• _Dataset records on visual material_
----

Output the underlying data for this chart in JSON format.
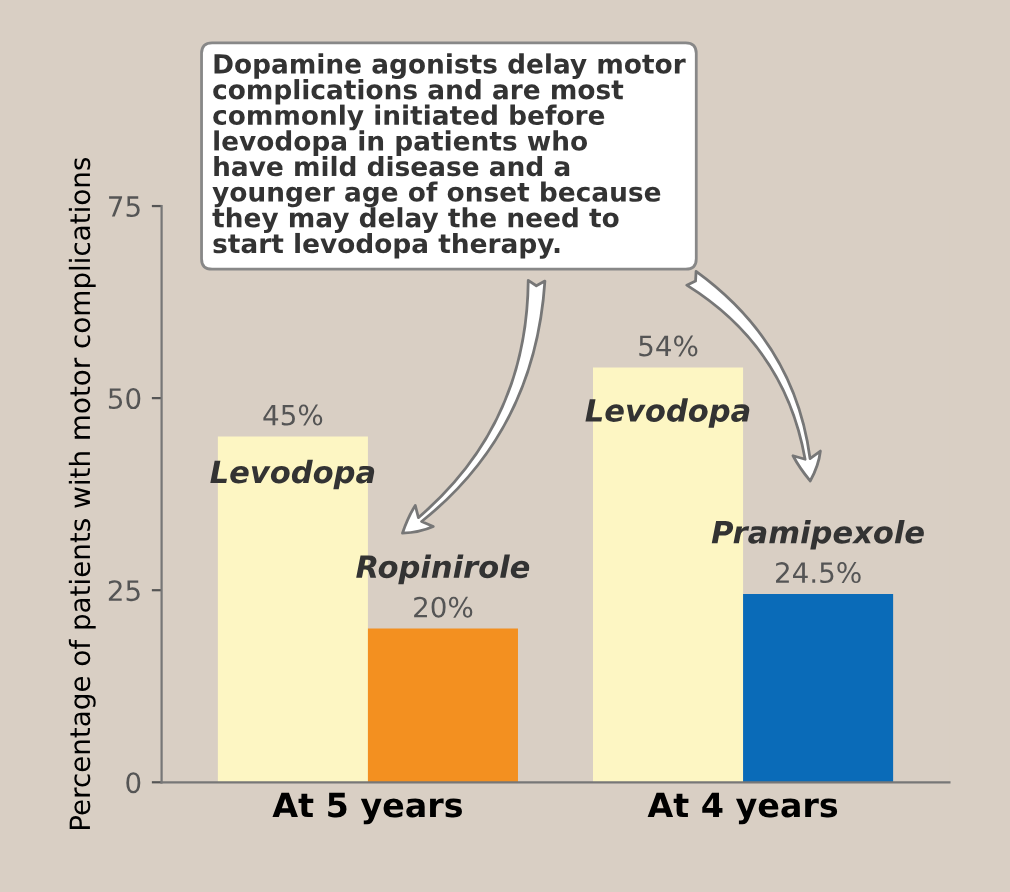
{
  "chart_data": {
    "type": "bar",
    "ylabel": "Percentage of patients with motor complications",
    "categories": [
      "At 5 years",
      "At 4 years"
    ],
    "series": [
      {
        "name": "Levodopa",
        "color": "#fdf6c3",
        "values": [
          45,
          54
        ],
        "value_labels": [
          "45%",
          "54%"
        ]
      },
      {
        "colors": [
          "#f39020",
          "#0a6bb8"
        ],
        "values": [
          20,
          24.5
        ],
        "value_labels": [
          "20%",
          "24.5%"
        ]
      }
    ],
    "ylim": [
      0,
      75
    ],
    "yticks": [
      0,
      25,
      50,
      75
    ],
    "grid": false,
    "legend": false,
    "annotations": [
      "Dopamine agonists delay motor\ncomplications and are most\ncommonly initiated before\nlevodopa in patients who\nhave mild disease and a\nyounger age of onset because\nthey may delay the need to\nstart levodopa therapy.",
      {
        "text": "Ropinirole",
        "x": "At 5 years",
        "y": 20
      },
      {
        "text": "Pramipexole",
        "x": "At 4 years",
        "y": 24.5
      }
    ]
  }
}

----

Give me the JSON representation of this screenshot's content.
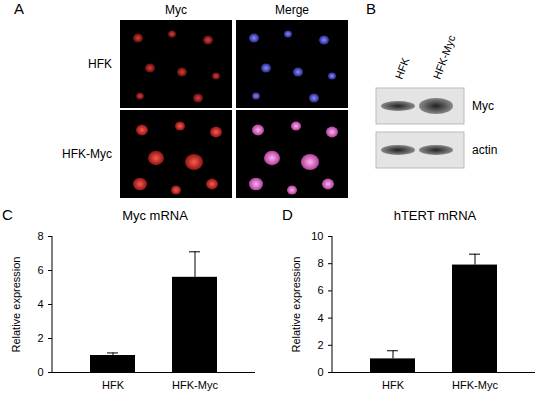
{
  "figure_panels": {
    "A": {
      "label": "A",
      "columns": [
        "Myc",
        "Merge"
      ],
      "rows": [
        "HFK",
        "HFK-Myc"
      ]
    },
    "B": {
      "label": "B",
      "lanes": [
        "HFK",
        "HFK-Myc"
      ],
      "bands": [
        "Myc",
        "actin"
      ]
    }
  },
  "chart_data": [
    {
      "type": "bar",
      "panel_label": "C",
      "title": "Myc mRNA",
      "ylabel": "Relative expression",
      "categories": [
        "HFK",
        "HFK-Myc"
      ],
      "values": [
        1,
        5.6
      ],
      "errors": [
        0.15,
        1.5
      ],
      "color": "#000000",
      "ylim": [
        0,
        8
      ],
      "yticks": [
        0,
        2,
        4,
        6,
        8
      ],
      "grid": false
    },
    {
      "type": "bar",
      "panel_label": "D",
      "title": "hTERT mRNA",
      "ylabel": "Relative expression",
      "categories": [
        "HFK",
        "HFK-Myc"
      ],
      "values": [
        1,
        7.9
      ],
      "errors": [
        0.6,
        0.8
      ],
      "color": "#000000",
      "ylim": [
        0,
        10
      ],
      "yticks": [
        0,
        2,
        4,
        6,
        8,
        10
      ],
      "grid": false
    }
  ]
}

----

• _The problem_
If a line in the entries includes the word "this", copy that line out.

• _Task response_
Output the underlying data for this chart in JSON format.
Give me the JSON representation of this screenshot's content.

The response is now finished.